→ **TASK TO CARRY OUT**
Return each entry exactly, with none missing.

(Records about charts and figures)
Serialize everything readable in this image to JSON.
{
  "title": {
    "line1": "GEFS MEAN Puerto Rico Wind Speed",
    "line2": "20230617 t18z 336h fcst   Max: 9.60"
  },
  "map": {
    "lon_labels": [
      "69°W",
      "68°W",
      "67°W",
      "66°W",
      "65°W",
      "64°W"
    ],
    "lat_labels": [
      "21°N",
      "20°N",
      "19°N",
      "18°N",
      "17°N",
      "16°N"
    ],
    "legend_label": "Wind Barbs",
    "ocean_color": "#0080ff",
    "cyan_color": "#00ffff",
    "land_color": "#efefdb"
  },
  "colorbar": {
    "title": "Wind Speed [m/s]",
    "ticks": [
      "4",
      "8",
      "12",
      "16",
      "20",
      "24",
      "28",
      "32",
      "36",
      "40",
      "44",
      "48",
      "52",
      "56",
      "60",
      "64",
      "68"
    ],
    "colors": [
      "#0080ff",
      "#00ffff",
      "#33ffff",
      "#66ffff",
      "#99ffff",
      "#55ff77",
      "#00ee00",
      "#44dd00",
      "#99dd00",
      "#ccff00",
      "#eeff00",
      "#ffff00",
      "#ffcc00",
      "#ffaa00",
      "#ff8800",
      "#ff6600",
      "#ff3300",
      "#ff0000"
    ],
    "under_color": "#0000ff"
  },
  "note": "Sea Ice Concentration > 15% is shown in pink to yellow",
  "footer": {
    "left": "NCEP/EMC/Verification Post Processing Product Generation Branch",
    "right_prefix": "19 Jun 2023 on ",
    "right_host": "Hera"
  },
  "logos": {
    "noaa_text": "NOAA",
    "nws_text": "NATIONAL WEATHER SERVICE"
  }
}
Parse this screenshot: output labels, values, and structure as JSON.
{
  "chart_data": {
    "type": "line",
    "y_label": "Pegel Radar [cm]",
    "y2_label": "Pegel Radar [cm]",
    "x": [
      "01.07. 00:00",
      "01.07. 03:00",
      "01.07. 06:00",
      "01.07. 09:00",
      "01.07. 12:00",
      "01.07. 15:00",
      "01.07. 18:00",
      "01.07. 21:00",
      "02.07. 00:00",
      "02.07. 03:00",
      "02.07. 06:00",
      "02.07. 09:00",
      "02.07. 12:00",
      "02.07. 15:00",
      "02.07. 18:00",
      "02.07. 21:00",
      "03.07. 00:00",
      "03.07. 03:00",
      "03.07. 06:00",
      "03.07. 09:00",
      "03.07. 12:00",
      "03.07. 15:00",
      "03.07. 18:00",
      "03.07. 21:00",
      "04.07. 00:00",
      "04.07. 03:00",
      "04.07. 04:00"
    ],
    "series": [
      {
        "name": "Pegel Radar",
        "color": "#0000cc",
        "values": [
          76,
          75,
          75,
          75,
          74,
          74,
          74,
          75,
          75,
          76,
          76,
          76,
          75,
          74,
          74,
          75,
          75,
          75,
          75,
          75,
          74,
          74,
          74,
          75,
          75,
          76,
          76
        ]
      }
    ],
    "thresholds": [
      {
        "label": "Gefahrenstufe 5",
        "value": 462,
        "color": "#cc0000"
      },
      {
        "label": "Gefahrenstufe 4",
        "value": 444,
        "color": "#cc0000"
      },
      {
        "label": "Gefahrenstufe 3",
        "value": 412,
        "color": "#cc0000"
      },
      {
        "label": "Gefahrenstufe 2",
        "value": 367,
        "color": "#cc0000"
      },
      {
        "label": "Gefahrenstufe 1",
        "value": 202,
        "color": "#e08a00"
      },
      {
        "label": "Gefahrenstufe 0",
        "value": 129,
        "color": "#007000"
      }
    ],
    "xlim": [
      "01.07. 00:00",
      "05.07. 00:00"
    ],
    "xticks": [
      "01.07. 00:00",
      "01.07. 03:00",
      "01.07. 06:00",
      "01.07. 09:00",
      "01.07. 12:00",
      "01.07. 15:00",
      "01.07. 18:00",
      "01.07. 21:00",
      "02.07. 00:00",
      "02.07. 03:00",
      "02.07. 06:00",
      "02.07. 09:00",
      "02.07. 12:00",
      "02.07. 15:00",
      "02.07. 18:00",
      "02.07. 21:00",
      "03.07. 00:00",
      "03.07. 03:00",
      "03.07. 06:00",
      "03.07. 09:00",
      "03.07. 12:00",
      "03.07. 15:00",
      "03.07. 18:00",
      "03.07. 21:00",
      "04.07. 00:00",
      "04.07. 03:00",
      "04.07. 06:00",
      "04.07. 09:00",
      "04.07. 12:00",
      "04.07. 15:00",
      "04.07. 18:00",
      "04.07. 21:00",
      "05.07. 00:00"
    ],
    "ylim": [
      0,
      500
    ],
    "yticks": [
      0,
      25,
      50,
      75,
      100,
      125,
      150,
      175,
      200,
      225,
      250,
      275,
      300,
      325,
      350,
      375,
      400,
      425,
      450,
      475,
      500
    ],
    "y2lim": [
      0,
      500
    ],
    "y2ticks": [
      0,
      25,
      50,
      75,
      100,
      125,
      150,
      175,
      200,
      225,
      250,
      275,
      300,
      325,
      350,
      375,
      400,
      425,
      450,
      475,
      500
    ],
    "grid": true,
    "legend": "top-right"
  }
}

→ **COMPLETE OUTPUT**
Serialize everything readable in this image to JSON.
{
  "title": {
    "line1": "GEFS MEAN Puerto Rico Wind Speed",
    "line2": "20230617 t18z 336h fcst   Max: 9.60"
  },
  "map": {
    "lon_labels": [
      "69°W",
      "68°W",
      "67°W",
      "66°W",
      "65°W",
      "64°W"
    ],
    "lat_labels": [
      "21°N",
      "20°N",
      "19°N",
      "18°N",
      "17°N",
      "16°N"
    ],
    "legend_label": "Wind Barbs",
    "ocean_color": "#0080ff",
    "cyan_color": "#00ffff",
    "land_color": "#efefdb"
  },
  "colorbar": {
    "title": "Wind Speed [m/s]",
    "ticks": [
      "4",
      "8",
      "12",
      "16",
      "20",
      "24",
      "28",
      "32",
      "36",
      "40",
      "44",
      "48",
      "52",
      "56",
      "60",
      "64",
      "68"
    ],
    "colors": [
      "#0080ff",
      "#00ffff",
      "#33ffff",
      "#66ffff",
      "#99ffff",
      "#55ff77",
      "#00ee00",
      "#44dd00",
      "#99dd00",
      "#ccff00",
      "#eeff00",
      "#ffff00",
      "#ffcc00",
      "#ffaa00",
      "#ff8800",
      "#ff6600",
      "#ff3300",
      "#ff0000"
    ],
    "under_color": "#0000ff"
  },
  "note": "Sea Ice Concentration > 15% is shown in pink to yellow",
  "footer": {
    "left": "NCEP/EMC/Verification Post Processing Product Generation Branch",
    "right_prefix": "19 Jun 2023 on ",
    "right_host": "Hera"
  },
  "logos": {
    "noaa_text": "NOAA",
    "nws_text": "NATIONAL WEATHER SERVICE"
  }
}
Parse this screenshot: output labels, values, and structure as JSON.
{
  "chart_data": {
    "type": "line",
    "y_label": "Pegel Radar [cm]",
    "y2_label": "Pegel Radar [cm]",
    "x": [
      "01.07. 00:00",
      "01.07. 03:00",
      "01.07. 06:00",
      "01.07. 09:00",
      "01.07. 12:00",
      "01.07. 15:00",
      "01.07. 18:00",
      "01.07. 21:00",
      "02.07. 00:00",
      "02.07. 03:00",
      "02.07. 06:00",
      "02.07. 09:00",
      "02.07. 12:00",
      "02.07. 15:00",
      "02.07. 18:00",
      "02.07. 21:00",
      "03.07. 00:00",
      "03.07. 03:00",
      "03.07. 06:00",
      "03.07. 09:00",
      "03.07. 12:00",
      "03.07. 15:00",
      "03.07. 18:00",
      "03.07. 21:00",
      "04.07. 00:00",
      "04.07. 03:00",
      "04.07. 04:00"
    ],
    "series": [
      {
        "name": "Pegel Radar",
        "color": "#0000cc",
        "values": [
          76,
          75,
          75,
          75,
          74,
          74,
          74,
          75,
          75,
          76,
          76,
          76,
          75,
          74,
          74,
          75,
          75,
          75,
          75,
          75,
          74,
          74,
          74,
          75,
          75,
          76,
          76
        ]
      }
    ],
    "thresholds": [
      {
        "label": "Gefahrenstufe 5",
        "value": 462,
        "color": "#cc0000"
      },
      {
        "label": "Gefahrenstufe 4",
        "value": 444,
        "color": "#cc0000"
      },
      {
        "label": "Gefahrenstufe 3",
        "value": 412,
        "color": "#cc0000"
      },
      {
        "label": "Gefahrenstufe 2",
        "value": 367,
        "color": "#cc0000"
      },
      {
        "label": "Gefahrenstufe 1",
        "value": 202,
        "color": "#e08a00"
      },
      {
        "label": "Gefahrenstufe 0",
        "value": 129,
        "color": "#007000"
      }
    ],
    "xlim": [
      "01.07. 00:00",
      "05.07. 00:00"
    ],
    "xticks": [
      "01.07. 00:00",
      "01.07. 03:00",
      "01.07. 06:00",
      "01.07. 09:00",
      "01.07. 12:00",
      "01.07. 15:00",
      "01.07. 18:00",
      "01.07. 21:00",
      "02.07. 00:00",
      "02.07. 03:00",
      "02.07. 06:00",
      "02.07. 09:00",
      "02.07. 12:00",
      "02.07. 15:00",
      "02.07. 18:00",
      "02.07. 21:00",
      "03.07. 00:00",
      "03.07. 03:00",
      "03.07. 06:00",
      "03.07. 09:00",
      "03.07. 12:00",
      "03.07. 15:00",
      "03.07. 18:00",
      "03.07. 21:00",
      "04.07. 00:00",
      "04.07. 03:00",
      "04.07. 06:00",
      "04.07. 09:00",
      "04.07. 12:00",
      "04.07. 15:00",
      "04.07. 18:00",
      "04.07. 21:00",
      "05.07. 00:00"
    ],
    "ylim": [
      0,
      500
    ],
    "yticks": [
      0,
      25,
      50,
      75,
      100,
      125,
      150,
      175,
      200,
      225,
      250,
      275,
      300,
      325,
      350,
      375,
      400,
      425,
      450,
      475,
      500
    ],
    "y2lim": [
      0,
      500
    ],
    "y2ticks": [
      0,
      25,
      50,
      75,
      100,
      125,
      150,
      175,
      200,
      225,
      250,
      275,
      300,
      325,
      350,
      375,
      400,
      425,
      450,
      475,
      500
    ],
    "grid": true,
    "legend": "top-right"
  }
}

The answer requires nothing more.